### SHORT PROBLEM
Give the count of lines containing the string "TradingView", with no other output.

[Records from a data source]
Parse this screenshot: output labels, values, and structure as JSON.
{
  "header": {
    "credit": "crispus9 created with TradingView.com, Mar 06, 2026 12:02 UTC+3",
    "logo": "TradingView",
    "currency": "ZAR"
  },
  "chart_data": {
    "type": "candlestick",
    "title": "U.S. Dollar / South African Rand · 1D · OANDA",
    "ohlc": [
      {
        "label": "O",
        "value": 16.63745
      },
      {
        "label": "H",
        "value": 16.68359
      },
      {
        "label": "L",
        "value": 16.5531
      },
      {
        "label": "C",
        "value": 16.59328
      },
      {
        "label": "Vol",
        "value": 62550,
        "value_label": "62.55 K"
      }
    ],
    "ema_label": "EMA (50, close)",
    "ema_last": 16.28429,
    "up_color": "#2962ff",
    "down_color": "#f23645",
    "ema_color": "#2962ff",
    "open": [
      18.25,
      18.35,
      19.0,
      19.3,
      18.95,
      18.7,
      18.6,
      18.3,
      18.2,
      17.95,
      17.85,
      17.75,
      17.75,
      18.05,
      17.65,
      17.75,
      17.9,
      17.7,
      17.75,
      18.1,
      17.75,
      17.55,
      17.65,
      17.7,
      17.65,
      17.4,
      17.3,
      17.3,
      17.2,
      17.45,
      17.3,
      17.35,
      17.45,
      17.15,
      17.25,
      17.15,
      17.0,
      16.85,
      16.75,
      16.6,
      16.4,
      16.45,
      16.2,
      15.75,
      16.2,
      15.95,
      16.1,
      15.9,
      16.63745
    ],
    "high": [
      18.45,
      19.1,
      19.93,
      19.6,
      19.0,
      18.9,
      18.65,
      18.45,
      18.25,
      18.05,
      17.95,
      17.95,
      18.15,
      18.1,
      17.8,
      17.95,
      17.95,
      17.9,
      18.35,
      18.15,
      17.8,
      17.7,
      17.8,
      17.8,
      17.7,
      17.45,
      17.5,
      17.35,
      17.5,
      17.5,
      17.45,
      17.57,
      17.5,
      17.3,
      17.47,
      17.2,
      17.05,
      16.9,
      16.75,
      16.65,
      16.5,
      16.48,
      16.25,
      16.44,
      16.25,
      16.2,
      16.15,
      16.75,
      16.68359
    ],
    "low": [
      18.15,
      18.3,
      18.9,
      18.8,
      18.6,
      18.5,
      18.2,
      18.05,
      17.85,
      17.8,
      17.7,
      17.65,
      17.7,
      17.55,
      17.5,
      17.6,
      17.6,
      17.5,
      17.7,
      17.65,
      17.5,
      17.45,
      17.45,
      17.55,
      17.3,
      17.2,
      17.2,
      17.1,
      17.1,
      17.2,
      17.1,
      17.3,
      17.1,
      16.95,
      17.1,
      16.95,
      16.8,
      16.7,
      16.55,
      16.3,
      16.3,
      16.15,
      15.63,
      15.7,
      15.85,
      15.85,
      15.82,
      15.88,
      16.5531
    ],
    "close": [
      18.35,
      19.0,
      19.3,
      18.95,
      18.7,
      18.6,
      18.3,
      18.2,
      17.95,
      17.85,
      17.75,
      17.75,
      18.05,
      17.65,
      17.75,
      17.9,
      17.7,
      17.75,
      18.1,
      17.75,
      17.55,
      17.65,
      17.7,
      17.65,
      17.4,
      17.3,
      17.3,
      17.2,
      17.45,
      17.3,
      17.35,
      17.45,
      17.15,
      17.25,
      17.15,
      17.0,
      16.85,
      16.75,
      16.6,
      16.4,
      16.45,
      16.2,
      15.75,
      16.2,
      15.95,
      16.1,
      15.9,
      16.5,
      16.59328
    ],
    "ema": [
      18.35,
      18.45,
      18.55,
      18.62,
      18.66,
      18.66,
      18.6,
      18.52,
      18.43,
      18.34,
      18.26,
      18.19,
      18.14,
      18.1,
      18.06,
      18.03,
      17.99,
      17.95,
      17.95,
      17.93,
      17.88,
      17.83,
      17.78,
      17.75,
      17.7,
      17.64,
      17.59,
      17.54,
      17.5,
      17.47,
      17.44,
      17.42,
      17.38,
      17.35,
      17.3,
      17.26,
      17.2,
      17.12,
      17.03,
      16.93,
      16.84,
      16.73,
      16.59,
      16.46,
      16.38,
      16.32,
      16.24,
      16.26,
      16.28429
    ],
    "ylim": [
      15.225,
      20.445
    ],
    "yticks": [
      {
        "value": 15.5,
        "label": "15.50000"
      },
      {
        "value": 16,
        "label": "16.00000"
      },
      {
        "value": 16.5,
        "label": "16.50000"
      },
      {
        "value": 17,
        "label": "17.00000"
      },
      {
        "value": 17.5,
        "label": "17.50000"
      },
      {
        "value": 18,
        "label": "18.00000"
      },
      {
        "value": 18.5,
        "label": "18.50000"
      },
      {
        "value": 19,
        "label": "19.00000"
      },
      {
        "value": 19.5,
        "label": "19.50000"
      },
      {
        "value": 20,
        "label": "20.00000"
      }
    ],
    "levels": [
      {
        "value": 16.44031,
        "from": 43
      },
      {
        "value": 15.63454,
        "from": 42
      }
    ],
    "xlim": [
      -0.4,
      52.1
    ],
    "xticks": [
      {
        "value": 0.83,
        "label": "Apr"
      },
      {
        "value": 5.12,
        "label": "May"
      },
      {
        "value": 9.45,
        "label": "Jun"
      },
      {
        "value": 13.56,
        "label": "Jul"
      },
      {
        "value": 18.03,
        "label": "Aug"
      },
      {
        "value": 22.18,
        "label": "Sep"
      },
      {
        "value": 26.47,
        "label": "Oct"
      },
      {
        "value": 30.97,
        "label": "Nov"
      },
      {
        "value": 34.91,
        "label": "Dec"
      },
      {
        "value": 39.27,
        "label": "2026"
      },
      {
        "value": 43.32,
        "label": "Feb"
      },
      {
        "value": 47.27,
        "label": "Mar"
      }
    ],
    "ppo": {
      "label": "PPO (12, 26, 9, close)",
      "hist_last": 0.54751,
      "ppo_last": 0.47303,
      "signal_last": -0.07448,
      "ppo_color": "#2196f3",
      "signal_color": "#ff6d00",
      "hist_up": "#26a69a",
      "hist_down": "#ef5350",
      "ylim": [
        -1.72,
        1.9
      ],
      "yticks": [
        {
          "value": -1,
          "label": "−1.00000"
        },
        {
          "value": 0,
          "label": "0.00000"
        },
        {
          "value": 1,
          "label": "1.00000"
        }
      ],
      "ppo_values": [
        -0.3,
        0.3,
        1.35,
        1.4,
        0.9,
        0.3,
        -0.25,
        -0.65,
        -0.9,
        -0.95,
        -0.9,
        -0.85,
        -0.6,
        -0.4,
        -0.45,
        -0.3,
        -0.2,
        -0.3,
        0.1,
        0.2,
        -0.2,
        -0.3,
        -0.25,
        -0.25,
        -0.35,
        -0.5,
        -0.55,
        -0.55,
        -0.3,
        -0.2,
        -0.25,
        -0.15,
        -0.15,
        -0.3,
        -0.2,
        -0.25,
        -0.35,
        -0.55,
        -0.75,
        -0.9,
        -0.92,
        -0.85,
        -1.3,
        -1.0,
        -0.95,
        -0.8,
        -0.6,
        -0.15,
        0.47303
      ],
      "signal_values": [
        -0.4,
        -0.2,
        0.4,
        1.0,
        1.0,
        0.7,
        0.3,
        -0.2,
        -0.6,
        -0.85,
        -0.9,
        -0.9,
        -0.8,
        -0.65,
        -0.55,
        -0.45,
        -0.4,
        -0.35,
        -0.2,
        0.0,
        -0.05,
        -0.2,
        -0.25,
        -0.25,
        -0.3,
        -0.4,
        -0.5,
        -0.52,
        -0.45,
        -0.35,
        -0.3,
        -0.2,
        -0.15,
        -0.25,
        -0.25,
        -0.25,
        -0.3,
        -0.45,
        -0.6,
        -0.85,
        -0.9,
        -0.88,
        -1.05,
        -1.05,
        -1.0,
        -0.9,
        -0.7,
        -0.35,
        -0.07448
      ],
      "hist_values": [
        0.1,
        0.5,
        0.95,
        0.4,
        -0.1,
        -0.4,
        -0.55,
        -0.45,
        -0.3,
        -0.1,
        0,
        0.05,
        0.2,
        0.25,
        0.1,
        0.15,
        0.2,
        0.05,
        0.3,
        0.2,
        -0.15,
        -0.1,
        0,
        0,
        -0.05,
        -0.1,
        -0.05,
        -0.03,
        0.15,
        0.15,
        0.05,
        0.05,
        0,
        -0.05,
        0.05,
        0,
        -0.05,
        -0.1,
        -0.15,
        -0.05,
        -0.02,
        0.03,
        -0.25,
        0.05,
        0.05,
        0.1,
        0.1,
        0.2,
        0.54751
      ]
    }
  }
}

### WORKED ANSWER
2